Fragmento proporcionado:

:::

Cuando en octubre de 2021, a pocas semanas de la elección presidencial, el entonces jefe económico del candidato Boric, Nicolás Grau, dijo: “Una parte de nuestro programa en el corto plazo no es procrecimiento, es evidente”, estaba revelando una compleja verdad.
Cuando el entonces candidato a senador Sebastián Depolo, otro muy cercano al Presidente Boric, pocas semanas después de Grau, dijo “vamos a meterle inestabilidad al país”, fue del todo sincero.
Cuando el propio candidato Boric, pocos días después de Depolo, señaló en LUN que el foco del crecimiento de su futuro gobierno sería: “Gastronomía, eventos, cultura, turismo, en vez de minería y construcción”, era evidente que algo no cuadraba.
Un programa que no propiciaba el crecimiento, un país al que se le metió inestabilidad, y un Presidente que consideraba que no hay que crecer a costa de la minería (pero sí de los “eventos”) no podía andar bien en materia de crecimiento.
Y así vamos.
Esta semana se mostró la décima caída de los últimos 12 meses en el Imacec.
Este año Chile será el país con peor desempeño en América Latina, después de Haití y Argentina.
En el año y medio de gobierno, sin embargo, ha estado toda la artillería apuntando en otra dirección. Reforma tributaria, baja en las horas de trabajo, fuerte incremento en el salario mínimo (sin dimensionar que la tasa de trabajadores asalariados en Chile es una de las más bajas de la OCDE). A ello hay que agregarle el apoyo irrestricto del Gobierno al delirante proyecto constitucional de la Convención.
Mientras tanto, un atraso histórico en materia de concesiones, pomposos anuncios de mayor regulación a la industria forestal, un ministro de Agricultura que jugó a ser empresario de papas, una ministra de Medio Ambiente que busca frenar como sea las concesiones salmoneras, y un plan del litio que pone al Estado al control de una actividad de la que no tiene idea. Los alcaldes del sector, por su parte, han hecho también su contribución, congelando —con gran algarabía— los planes reguladores de la mayoría de las ciudades.
Como si lo anterior fuera poco, el propio Presidente reconoció que “una parte de él quiere derrocar el capitalismo”.
Pero Chile, una vez más, no es un oasis. La izquierda en el mundo, o la mayor parte de ella, empieza a considerar que la preocupación por el crecimiento es algo “neoliberal”. Hoy la propuesta “progresista” es decrecer.
Una paradoja.
O más bien un sinsentido.
Hoy la situación es dramática. Esta misma semana David Bravo nos alertaba del terremoto en materia de empleo, algo de lo que nadie habla.

:::

Datos de entrada:
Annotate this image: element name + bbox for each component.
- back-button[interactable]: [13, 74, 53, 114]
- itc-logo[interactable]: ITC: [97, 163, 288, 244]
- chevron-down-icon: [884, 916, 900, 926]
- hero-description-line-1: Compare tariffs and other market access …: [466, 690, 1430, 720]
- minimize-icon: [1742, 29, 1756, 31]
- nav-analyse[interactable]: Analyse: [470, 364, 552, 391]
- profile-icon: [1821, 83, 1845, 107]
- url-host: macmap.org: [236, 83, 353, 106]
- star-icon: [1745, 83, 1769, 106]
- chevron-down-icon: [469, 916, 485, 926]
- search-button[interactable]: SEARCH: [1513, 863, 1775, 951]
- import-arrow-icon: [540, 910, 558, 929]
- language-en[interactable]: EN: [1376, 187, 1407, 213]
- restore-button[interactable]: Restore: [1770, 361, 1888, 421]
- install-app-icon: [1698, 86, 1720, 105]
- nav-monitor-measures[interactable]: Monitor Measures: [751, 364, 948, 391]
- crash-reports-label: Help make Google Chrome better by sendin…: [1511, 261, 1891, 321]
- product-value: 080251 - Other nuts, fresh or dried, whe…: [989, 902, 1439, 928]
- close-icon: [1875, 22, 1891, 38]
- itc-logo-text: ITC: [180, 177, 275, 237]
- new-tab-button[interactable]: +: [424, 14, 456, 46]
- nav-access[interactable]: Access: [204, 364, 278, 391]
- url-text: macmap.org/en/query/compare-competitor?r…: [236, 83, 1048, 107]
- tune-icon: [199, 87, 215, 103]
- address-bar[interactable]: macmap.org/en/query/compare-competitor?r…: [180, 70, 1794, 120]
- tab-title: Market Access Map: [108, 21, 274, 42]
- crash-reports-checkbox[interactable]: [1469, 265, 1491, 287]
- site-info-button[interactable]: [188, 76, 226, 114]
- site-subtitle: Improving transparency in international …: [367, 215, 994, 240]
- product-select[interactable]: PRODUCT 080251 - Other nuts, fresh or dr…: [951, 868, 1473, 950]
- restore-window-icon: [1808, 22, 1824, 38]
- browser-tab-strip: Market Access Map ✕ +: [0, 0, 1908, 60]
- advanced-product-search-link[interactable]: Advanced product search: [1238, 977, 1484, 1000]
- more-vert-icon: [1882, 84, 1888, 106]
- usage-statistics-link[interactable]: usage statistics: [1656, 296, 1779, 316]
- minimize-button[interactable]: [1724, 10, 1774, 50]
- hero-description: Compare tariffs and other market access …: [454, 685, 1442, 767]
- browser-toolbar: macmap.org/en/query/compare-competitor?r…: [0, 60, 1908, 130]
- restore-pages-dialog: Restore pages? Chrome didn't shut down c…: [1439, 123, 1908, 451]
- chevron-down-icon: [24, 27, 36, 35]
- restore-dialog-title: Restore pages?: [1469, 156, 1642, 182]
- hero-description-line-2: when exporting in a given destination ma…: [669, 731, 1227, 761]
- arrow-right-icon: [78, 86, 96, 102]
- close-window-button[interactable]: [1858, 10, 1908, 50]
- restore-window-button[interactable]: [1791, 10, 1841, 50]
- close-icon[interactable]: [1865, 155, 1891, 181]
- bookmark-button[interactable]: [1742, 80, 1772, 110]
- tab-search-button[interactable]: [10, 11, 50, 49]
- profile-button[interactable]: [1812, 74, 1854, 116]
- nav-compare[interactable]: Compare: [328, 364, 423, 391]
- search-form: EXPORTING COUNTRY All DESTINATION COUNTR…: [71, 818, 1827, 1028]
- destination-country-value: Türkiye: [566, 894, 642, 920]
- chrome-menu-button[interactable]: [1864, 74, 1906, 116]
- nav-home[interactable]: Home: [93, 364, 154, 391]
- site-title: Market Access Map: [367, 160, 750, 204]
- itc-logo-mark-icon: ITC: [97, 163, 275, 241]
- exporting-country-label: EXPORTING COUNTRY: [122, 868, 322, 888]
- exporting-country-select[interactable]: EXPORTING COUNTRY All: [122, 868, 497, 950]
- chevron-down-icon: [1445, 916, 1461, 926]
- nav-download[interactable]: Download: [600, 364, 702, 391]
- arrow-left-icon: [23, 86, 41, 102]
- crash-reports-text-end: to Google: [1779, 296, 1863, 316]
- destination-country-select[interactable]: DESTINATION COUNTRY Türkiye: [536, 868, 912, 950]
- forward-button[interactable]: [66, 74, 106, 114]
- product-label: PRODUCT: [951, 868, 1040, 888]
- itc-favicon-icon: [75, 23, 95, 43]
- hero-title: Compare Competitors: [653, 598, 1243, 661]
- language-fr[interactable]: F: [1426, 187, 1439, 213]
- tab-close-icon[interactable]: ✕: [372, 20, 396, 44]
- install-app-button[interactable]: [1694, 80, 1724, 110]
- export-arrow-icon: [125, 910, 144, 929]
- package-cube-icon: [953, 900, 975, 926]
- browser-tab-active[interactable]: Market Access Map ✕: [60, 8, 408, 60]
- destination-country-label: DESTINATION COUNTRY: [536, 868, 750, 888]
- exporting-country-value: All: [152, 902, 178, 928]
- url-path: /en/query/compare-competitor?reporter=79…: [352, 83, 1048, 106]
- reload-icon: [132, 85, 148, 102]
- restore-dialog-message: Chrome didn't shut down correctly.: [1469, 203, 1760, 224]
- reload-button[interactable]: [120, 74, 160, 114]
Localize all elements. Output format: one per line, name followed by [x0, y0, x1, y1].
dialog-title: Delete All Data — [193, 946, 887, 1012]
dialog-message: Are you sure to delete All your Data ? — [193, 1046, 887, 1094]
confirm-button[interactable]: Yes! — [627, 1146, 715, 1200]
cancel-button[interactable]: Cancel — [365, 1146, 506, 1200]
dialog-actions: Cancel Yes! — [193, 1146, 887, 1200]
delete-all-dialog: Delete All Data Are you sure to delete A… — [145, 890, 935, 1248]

:::

Según el fragmento, ¿qué ámbitos mencionó el candidato Boric en LUN como foco del crecimiento de su futuro gobierno? Enumérelos todos. Los registros no se utilizan en esta actividad.

Espacio de respuesta: Gastronomía, eventos, cultura y turismo.